_GIVEN REQUEST_.
Images do not belong in the copy. Retype all the entries below exactly.

_ENTRIES SHOWN_.

···

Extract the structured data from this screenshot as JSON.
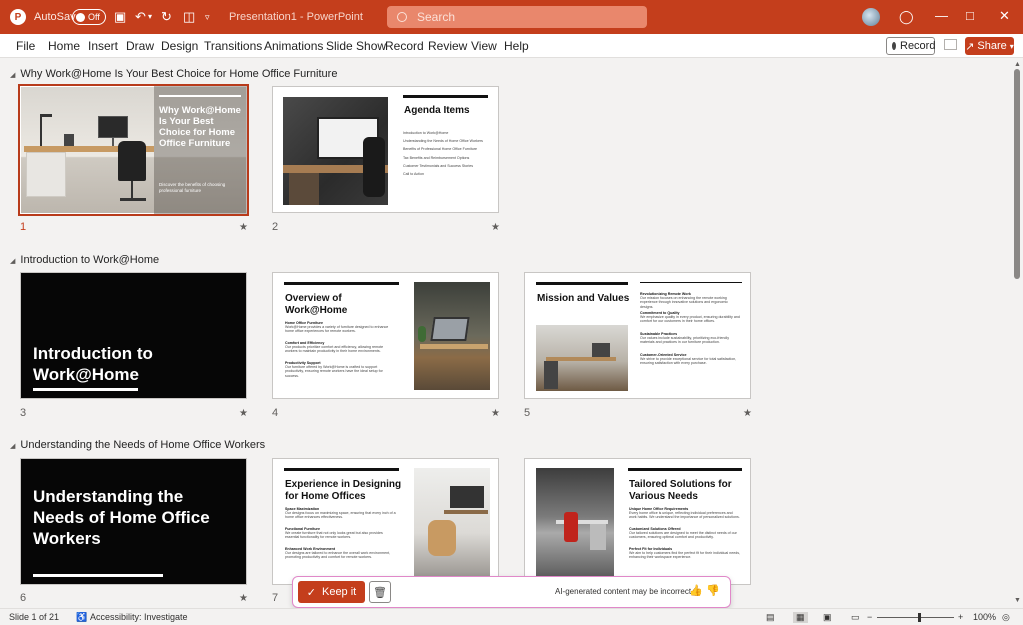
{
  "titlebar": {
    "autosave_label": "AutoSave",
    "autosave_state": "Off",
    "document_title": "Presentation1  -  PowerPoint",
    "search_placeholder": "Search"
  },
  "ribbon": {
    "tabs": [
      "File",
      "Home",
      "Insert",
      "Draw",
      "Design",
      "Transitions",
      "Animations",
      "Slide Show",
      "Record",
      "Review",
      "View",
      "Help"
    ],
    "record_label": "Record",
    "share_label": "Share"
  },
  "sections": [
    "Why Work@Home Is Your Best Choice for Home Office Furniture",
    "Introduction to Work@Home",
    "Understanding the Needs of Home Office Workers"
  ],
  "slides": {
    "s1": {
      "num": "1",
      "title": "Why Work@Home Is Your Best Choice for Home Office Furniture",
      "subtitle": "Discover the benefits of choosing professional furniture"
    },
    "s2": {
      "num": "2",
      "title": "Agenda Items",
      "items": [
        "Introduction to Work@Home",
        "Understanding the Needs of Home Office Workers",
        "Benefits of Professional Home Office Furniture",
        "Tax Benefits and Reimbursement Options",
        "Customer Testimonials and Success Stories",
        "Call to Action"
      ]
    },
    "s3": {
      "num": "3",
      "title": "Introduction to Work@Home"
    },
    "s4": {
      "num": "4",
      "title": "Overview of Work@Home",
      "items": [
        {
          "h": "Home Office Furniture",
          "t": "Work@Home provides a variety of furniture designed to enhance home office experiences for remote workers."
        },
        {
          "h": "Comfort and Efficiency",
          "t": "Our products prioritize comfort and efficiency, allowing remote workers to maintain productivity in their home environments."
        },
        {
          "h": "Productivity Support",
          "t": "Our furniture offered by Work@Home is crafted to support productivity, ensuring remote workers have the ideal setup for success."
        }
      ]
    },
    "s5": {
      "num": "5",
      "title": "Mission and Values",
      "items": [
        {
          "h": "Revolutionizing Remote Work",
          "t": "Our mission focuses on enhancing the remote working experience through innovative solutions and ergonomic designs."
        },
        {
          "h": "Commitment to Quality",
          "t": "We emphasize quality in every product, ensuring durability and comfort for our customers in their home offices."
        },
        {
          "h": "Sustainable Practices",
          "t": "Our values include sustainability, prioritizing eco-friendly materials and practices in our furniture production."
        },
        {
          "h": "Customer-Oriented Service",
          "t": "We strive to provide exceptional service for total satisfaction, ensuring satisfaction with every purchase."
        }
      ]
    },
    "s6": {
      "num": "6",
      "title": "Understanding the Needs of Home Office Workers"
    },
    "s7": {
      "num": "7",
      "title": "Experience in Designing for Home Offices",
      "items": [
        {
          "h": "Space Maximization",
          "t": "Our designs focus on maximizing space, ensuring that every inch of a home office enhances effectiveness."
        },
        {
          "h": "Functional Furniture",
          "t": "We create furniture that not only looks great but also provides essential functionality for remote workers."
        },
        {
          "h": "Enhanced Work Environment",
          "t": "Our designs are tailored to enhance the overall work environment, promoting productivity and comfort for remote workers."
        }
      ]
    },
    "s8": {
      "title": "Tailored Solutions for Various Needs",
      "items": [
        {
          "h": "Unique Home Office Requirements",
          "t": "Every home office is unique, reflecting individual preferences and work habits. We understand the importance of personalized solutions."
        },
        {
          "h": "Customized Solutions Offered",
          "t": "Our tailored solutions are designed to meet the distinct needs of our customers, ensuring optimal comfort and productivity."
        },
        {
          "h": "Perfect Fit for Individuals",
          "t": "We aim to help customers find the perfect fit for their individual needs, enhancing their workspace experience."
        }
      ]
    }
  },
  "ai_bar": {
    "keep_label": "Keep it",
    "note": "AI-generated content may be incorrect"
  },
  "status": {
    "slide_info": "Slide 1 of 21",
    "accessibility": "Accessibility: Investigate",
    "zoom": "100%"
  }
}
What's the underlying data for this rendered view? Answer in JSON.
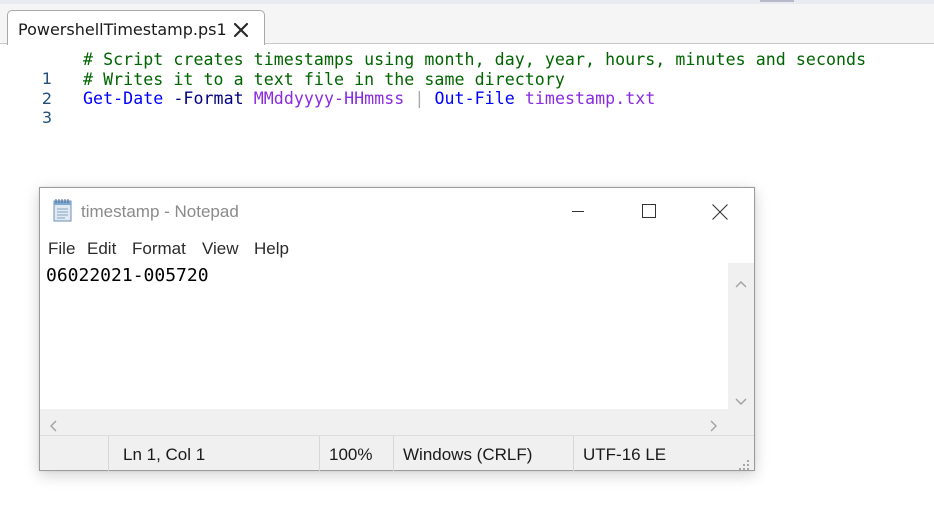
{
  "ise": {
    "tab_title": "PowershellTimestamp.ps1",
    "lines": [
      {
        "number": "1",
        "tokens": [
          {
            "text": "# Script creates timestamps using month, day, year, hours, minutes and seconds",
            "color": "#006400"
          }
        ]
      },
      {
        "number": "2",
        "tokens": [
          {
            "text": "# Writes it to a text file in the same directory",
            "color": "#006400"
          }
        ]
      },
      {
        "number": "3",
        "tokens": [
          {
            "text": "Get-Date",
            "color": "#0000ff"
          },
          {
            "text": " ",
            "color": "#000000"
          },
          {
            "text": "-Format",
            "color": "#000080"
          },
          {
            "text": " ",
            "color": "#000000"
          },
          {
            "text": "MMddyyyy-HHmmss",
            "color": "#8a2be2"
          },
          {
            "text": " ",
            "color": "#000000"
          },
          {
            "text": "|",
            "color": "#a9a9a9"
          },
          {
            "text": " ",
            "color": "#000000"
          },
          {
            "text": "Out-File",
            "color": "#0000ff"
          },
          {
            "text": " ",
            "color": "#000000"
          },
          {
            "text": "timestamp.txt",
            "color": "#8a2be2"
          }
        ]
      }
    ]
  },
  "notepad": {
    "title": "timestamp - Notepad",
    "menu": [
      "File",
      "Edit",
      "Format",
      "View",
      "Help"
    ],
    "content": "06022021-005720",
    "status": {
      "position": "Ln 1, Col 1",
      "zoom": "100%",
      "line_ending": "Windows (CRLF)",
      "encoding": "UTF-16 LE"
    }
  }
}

···

_ANSWER_.
Extract the structured data from this screenshot as JSON.
{
  "titlebar": {
    "autosave_label": "AutoSave",
    "autosave_state": "Off",
    "document_title": "Presentation1  -  PowerPoint",
    "search_placeholder": "Search"
  },
  "ribbon": {
    "tabs": [
      "File",
      "Home",
      "Insert",
      "Draw",
      "Design",
      "Transitions",
      "Animations",
      "Slide Show",
      "Record",
      "Review",
      "View",
      "Help"
    ],
    "record_label": "Record",
    "share_label": "Share"
  },
  "sections": [
    "Why Work@Home Is Your Best Choice for Home Office Furniture",
    "Introduction to Work@Home",
    "Understanding the Needs of Home Office Workers"
  ],
  "slides": {
    "s1": {
      "num": "1",
      "title": "Why Work@Home Is Your Best Choice for Home Office Furniture",
      "subtitle": "Discover the benefits of choosing professional furniture"
    },
    "s2": {
      "num": "2",
      "title": "Agenda Items",
      "items": [
        "Introduction to Work@Home",
        "Understanding the Needs of Home Office Workers",
        "Benefits of Professional Home Office Furniture",
        "Tax Benefits and Reimbursement Options",
        "Customer Testimonials and Success Stories",
        "Call to Action"
      ]
    },
    "s3": {
      "num": "3",
      "title": "Introduction to Work@Home"
    },
    "s4": {
      "num": "4",
      "title": "Overview of Work@Home",
      "items": [
        {
          "h": "Home Office Furniture",
          "t": "Work@Home provides a variety of furniture designed to enhance home office experiences for remote workers."
        },
        {
          "h": "Comfort and Efficiency",
          "t": "Our products prioritize comfort and efficiency, allowing remote workers to maintain productivity in their home environments."
        },
        {
          "h": "Productivity Support",
          "t": "Our furniture offered by Work@Home is crafted to support productivity, ensuring remote workers have the ideal setup for success."
        }
      ]
    },
    "s5": {
      "num": "5",
      "title": "Mission and Values",
      "items": [
        {
          "h": "Revolutionizing Remote Work",
          "t": "Our mission focuses on enhancing the remote working experience through innovative solutions and ergonomic designs."
        },
        {
          "h": "Commitment to Quality",
          "t": "We emphasize quality in every product, ensuring durability and comfort for our customers in their home offices."
        },
        {
          "h": "Sustainable Practices",
          "t": "Our values include sustainability, prioritizing eco-friendly materials and practices in our furniture production."
        },
        {
          "h": "Customer-Oriented Service",
          "t": "We strive to provide exceptional service for total satisfaction, ensuring satisfaction with every purchase."
        }
      ]
    },
    "s6": {
      "num": "6",
      "title": "Understanding the Needs of Home Office Workers"
    },
    "s7": {
      "num": "7",
      "title": "Experience in Designing for Home Offices",
      "items": [
        {
          "h": "Space Maximization",
          "t": "Our designs focus on maximizing space, ensuring that every inch of a home office enhances effectiveness."
        },
        {
          "h": "Functional Furniture",
          "t": "We create furniture that not only looks great but also provides essential functionality for remote workers."
        },
        {
          "h": "Enhanced Work Environment",
          "t": "Our designs are tailored to enhance the overall work environment, promoting productivity and comfort for remote workers."
        }
      ]
    },
    "s8": {
      "title": "Tailored Solutions for Various Needs",
      "items": [
        {
          "h": "Unique Home Office Requirements",
          "t": "Every home office is unique, reflecting individual preferences and work habits. We understand the importance of personalized solutions."
        },
        {
          "h": "Customized Solutions Offered",
          "t": "Our tailored solutions are designed to meet the distinct needs of our customers, ensuring optimal comfort and productivity."
        },
        {
          "h": "Perfect Fit for Individuals",
          "t": "We aim to help customers find the perfect fit for their individual needs, enhancing their workspace experience."
        }
      ]
    }
  },
  "ai_bar": {
    "keep_label": "Keep it",
    "note": "AI-generated content may be incorrect"
  },
  "status": {
    "slide_info": "Slide 1 of 21",
    "accessibility": "Accessibility: Investigate",
    "zoom": "100%"
  }
}
What's the underlying data for this rendered view? Answer in JSON.
{
  "ise": {
    "tab_title": "PowershellTimestamp.ps1",
    "lines": [
      {
        "number": "1",
        "tokens": [
          {
            "text": "# Script creates timestamps using month, day, year, hours, minutes and seconds",
            "color": "#006400"
          }
        ]
      },
      {
        "number": "2",
        "tokens": [
          {
            "text": "# Writes it to a text file in the same directory",
            "color": "#006400"
          }
        ]
      },
      {
        "number": "3",
        "tokens": [
          {
            "text": "Get-Date",
            "color": "#0000ff"
          },
          {
            "text": " ",
            "color": "#000000"
          },
          {
            "text": "-Format",
            "color": "#000080"
          },
          {
            "text": " ",
            "color": "#000000"
          },
          {
            "text": "MMddyyyy-HHmmss",
            "color": "#8a2be2"
          },
          {
            "text": " ",
            "color": "#000000"
          },
          {
            "text": "|",
            "color": "#a9a9a9"
          },
          {
            "text": " ",
            "color": "#000000"
          },
          {
            "text": "Out-File",
            "color": "#0000ff"
          },
          {
            "text": " ",
            "color": "#000000"
          },
          {
            "text": "timestamp.txt",
            "color": "#8a2be2"
          }
        ]
      }
    ]
  },
  "notepad": {
    "title": "timestamp - Notepad",
    "menu": [
      "File",
      "Edit",
      "Format",
      "View",
      "Help"
    ],
    "content": "06022021-005720",
    "status": {
      "position": "Ln 1, Col 1",
      "zoom": "100%",
      "line_ending": "Windows (CRLF)",
      "encoding": "UTF-16 LE"
    }
  }
}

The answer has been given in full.